- [TASK DIRECTIONS]:
Each entry that follows must be output without any deviation.

Records from a collection of figures:
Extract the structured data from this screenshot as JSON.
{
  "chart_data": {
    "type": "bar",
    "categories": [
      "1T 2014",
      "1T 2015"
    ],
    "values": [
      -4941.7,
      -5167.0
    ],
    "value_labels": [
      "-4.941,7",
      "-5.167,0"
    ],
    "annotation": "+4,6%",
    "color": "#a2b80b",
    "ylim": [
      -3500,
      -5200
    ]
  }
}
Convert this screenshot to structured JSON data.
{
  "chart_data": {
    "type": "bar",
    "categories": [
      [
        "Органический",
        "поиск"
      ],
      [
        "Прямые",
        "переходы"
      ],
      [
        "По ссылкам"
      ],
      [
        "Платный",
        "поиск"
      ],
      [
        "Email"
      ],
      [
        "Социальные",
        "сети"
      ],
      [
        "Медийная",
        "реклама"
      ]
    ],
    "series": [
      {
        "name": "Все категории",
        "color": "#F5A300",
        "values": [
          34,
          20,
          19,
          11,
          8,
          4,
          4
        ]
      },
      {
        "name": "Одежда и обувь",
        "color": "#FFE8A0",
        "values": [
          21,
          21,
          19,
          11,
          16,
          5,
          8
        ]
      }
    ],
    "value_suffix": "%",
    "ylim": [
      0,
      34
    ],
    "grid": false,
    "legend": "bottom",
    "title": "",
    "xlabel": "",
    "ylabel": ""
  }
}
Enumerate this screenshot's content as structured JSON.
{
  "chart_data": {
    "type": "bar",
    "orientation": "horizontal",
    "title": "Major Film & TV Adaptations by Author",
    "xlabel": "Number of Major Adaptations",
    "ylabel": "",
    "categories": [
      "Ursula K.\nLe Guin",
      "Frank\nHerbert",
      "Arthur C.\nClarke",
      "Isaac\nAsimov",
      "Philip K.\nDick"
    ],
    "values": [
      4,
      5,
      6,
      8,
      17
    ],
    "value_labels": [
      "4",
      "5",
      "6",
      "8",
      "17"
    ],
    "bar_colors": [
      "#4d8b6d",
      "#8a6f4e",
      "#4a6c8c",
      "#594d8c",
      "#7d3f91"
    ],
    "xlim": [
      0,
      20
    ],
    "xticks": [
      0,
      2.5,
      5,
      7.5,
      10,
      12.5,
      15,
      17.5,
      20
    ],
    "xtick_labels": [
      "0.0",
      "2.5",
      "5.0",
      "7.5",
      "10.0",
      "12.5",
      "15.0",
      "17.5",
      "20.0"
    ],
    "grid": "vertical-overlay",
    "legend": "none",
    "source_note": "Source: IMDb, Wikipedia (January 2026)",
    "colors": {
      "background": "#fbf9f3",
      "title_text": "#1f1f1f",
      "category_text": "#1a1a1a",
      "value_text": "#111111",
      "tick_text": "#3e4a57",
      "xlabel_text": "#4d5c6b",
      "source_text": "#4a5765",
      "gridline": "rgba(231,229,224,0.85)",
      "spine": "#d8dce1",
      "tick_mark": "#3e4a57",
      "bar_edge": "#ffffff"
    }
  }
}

- [EXERCISE SOLUTION]:
Extract the structured data from this screenshot as JSON.
{
  "chart_data": {
    "type": "bar",
    "categories": [
      "1T 2014",
      "1T 2015"
    ],
    "values": [
      -4941.7,
      -5167.0
    ],
    "value_labels": [
      "-4.941,7",
      "-5.167,0"
    ],
    "annotation": "+4,6%",
    "color": "#a2b80b",
    "ylim": [
      -3500,
      -5200
    ]
  }
}
Convert this screenshot to structured JSON data.
{
  "chart_data": {
    "type": "bar",
    "categories": [
      [
        "Органический",
        "поиск"
      ],
      [
        "Прямые",
        "переходы"
      ],
      [
        "По ссылкам"
      ],
      [
        "Платный",
        "поиск"
      ],
      [
        "Email"
      ],
      [
        "Социальные",
        "сети"
      ],
      [
        "Медийная",
        "реклама"
      ]
    ],
    "series": [
      {
        "name": "Все категории",
        "color": "#F5A300",
        "values": [
          34,
          20,
          19,
          11,
          8,
          4,
          4
        ]
      },
      {
        "name": "Одежда и обувь",
        "color": "#FFE8A0",
        "values": [
          21,
          21,
          19,
          11,
          16,
          5,
          8
        ]
      }
    ],
    "value_suffix": "%",
    "ylim": [
      0,
      34
    ],
    "grid": false,
    "legend": "bottom",
    "title": "",
    "xlabel": "",
    "ylabel": ""
  }
}
Enumerate this screenshot's content as structured JSON.
{
  "chart_data": {
    "type": "bar",
    "orientation": "horizontal",
    "title": "Major Film & TV Adaptations by Author",
    "xlabel": "Number of Major Adaptations",
    "ylabel": "",
    "categories": [
      "Ursula K.\nLe Guin",
      "Frank\nHerbert",
      "Arthur C.\nClarke",
      "Isaac\nAsimov",
      "Philip K.\nDick"
    ],
    "values": [
      4,
      5,
      6,
      8,
      17
    ],
    "value_labels": [
      "4",
      "5",
      "6",
      "8",
      "17"
    ],
    "bar_colors": [
      "#4d8b6d",
      "#8a6f4e",
      "#4a6c8c",
      "#594d8c",
      "#7d3f91"
    ],
    "xlim": [
      0,
      20
    ],
    "xticks": [
      0,
      2.5,
      5,
      7.5,
      10,
      12.5,
      15,
      17.5,
      20
    ],
    "xtick_labels": [
      "0.0",
      "2.5",
      "5.0",
      "7.5",
      "10.0",
      "12.5",
      "15.0",
      "17.5",
      "20.0"
    ],
    "grid": "vertical-overlay",
    "legend": "none",
    "source_note": "Source: IMDb, Wikipedia (January 2026)",
    "colors": {
      "background": "#fbf9f3",
      "title_text": "#1f1f1f",
      "category_text": "#1a1a1a",
      "value_text": "#111111",
      "tick_text": "#3e4a57",
      "xlabel_text": "#4d5c6b",
      "source_text": "#4a5765",
      "gridline": "rgba(231,229,224,0.85)",
      "spine": "#d8dce1",
      "tick_mark": "#3e4a57",
      "bar_edge": "#ffffff"
    }
  }
}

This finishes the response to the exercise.